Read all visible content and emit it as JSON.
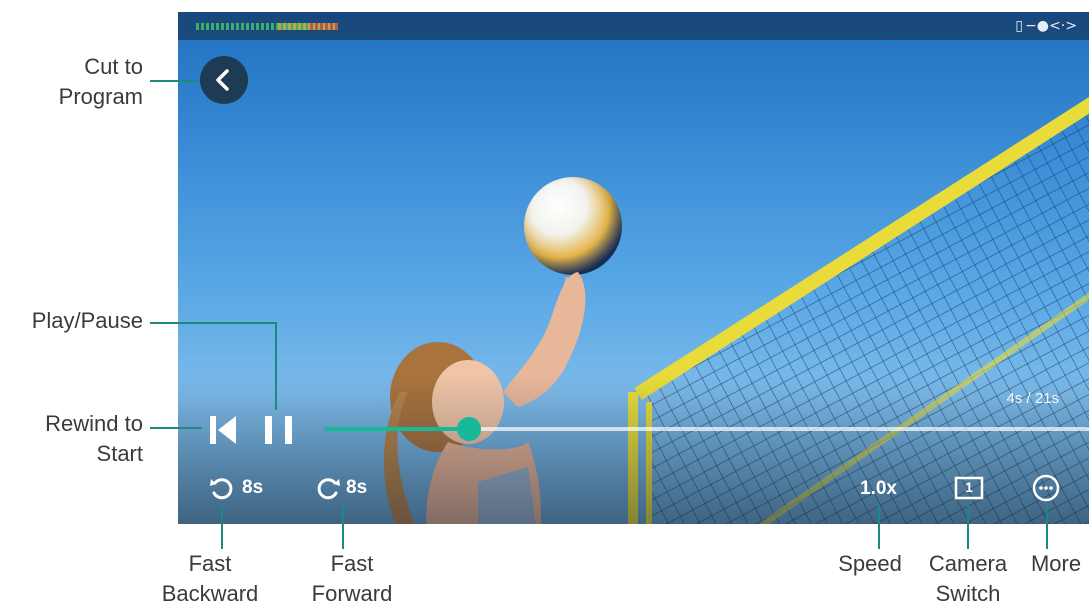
{
  "player": {
    "timecode": "4s / 21s",
    "progress_fraction": 0.19,
    "speed_label": "1.0x",
    "rewind_label": "8s",
    "forward_label": "8s",
    "camera_number": "1",
    "status_icons": [
      "sd-card-icon",
      "power-plug-icon",
      "code-arrows-icon"
    ],
    "accent_color": "#18b89a"
  },
  "callouts": {
    "cut_to_program": [
      "Cut to",
      "Program"
    ],
    "play_pause": [
      "Play/Pause"
    ],
    "rewind_to_start": [
      "Rewind to",
      "Start"
    ],
    "fast_backward": [
      "Fast",
      "Backward"
    ],
    "fast_forward": [
      "Fast",
      "Forward"
    ],
    "speed": [
      "Speed"
    ],
    "camera_switch": [
      "Camera",
      "Switch"
    ],
    "more": [
      "More"
    ]
  }
}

--------------------

Your task is to transcribe all of the records precisely, with no images included.

Read all visible content and emit it as JSON.
{
  "player": {
    "timecode": "4s / 21s",
    "progress_fraction": 0.19,
    "speed_label": "1.0x",
    "rewind_label": "8s",
    "forward_label": "8s",
    "camera_number": "1",
    "status_icons": [
      "sd-card-icon",
      "power-plug-icon",
      "code-arrows-icon"
    ],
    "accent_color": "#18b89a"
  },
  "callouts": {
    "cut_to_program": [
      "Cut to",
      "Program"
    ],
    "play_pause": [
      "Play/Pause"
    ],
    "rewind_to_start": [
      "Rewind to",
      "Start"
    ],
    "fast_backward": [
      "Fast",
      "Backward"
    ],
    "fast_forward": [
      "Fast",
      "Forward"
    ],
    "speed": [
      "Speed"
    ],
    "camera_switch": [
      "Camera",
      "Switch"
    ],
    "more": [
      "More"
    ]
  }
}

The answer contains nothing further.